> _STATED TASK_:
Pick out the lines below with "name" and list them.

┄┄┄┄┄┄┄┄┄┄┄┄┄┄┄┄┄┄┄┄

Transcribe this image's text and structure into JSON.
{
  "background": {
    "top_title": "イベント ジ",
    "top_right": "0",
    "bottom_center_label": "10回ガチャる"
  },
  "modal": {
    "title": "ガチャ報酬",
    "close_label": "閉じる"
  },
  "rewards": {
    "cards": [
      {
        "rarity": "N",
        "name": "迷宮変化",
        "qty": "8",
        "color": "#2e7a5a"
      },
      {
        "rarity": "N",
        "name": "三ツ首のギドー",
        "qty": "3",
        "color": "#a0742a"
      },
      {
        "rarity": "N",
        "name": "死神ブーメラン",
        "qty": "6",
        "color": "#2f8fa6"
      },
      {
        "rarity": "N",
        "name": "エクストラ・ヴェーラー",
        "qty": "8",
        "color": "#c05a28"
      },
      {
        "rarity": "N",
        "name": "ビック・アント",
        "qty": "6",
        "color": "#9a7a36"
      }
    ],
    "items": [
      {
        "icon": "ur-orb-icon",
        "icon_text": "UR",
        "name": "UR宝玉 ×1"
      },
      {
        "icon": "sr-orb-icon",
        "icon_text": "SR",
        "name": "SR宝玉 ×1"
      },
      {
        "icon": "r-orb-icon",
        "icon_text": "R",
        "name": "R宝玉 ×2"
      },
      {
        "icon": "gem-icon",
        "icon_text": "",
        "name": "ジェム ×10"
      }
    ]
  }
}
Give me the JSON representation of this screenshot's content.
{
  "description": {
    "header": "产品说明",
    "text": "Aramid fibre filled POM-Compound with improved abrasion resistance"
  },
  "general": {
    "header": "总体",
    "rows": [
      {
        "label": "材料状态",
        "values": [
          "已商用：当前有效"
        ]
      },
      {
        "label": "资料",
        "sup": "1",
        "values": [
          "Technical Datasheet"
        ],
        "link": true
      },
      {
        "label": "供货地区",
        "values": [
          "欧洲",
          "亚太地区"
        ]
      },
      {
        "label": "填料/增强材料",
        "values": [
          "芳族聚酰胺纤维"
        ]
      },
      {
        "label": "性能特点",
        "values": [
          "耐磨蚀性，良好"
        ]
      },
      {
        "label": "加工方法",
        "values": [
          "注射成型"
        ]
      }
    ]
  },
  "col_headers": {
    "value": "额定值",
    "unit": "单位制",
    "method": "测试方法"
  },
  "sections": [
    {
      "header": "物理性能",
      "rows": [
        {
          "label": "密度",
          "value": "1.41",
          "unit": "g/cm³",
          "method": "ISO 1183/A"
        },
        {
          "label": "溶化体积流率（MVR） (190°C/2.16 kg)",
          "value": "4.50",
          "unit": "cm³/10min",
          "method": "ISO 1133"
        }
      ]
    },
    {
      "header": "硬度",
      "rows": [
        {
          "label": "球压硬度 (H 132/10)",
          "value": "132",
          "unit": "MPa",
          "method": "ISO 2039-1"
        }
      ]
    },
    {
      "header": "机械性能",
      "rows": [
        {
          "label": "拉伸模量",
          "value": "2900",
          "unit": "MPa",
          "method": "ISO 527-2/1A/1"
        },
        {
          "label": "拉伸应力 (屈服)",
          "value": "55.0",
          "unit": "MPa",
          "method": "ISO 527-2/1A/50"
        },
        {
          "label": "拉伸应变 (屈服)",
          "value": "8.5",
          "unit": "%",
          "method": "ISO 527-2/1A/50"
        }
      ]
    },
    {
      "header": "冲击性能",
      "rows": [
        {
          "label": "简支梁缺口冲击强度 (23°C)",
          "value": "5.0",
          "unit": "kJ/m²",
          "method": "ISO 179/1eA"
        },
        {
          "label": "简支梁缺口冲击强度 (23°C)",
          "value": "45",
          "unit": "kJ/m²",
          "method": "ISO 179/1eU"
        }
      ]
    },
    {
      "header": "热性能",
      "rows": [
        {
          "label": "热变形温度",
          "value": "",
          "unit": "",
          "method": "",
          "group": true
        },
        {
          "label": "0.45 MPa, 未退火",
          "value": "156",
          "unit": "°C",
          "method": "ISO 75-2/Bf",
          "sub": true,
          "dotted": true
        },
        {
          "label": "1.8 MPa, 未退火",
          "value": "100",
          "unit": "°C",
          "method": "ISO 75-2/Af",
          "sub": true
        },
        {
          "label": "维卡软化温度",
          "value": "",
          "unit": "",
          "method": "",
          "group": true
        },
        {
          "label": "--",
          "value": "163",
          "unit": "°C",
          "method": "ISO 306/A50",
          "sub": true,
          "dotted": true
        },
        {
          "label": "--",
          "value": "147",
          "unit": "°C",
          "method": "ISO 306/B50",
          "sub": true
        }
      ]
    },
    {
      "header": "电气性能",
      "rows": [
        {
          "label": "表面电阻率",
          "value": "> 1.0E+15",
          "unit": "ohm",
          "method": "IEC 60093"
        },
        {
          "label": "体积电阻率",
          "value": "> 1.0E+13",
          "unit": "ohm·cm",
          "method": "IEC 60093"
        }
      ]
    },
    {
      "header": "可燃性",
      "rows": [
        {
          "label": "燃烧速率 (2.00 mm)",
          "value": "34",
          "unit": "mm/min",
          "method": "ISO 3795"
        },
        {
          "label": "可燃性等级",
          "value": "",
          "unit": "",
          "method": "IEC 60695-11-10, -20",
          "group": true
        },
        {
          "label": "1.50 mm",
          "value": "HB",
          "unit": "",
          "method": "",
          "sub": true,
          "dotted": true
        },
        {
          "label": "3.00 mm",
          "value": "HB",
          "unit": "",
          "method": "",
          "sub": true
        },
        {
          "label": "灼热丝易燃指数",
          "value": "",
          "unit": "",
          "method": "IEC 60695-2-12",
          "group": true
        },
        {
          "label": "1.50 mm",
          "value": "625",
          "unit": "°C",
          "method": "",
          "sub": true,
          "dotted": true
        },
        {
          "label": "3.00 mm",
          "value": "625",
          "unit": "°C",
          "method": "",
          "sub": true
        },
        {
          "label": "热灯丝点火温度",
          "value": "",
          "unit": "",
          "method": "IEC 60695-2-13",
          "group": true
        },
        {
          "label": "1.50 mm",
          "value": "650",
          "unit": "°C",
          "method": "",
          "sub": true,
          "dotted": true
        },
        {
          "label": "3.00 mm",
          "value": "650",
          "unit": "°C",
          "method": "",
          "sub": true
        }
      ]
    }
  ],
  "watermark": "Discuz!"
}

┄┄┄┄┄┄┄┄┄┄┄┄┄┄┄┄┄┄┄┄

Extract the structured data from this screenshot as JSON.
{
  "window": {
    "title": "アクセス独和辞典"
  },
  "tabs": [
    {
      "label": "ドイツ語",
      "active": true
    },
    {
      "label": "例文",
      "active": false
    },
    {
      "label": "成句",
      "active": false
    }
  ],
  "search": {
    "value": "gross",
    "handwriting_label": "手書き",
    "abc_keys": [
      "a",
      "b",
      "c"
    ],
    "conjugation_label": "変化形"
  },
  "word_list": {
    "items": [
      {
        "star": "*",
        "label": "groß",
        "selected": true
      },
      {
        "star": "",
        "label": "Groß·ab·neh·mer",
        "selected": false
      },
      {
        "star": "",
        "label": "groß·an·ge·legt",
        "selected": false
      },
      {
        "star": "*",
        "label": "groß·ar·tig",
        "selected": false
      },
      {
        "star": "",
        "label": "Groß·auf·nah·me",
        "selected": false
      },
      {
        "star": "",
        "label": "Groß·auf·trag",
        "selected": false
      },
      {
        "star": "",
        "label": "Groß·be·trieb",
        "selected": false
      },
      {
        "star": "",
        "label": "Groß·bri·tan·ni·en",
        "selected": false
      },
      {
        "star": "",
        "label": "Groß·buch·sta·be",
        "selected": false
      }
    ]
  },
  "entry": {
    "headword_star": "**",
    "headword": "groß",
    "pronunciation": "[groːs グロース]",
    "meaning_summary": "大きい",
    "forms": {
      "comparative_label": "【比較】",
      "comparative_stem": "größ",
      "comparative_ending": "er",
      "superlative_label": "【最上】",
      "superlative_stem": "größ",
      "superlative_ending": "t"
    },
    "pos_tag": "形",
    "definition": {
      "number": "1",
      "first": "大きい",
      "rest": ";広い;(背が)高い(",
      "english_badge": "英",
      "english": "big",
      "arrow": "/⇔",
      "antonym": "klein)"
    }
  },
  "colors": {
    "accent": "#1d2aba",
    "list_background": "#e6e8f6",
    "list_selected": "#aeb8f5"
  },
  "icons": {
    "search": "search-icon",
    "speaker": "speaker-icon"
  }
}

┄┄┄┄┄┄┄┄┄┄┄┄┄┄┄┄┄┄┄┄

> _EXERCISE RESULT_:
        "name": "迷宮変化",
        "name": "三ツ首のギドー",
        "name": "死神ブーメラン",
        "name": "エクストラ・ヴェーラー",
        "name": "ビック・アント",
        "name": "UR宝玉 ×1"
        "name": "SR宝玉 ×1"
        "name": "R宝玉 ×2"
        "name": "ジェム ×10"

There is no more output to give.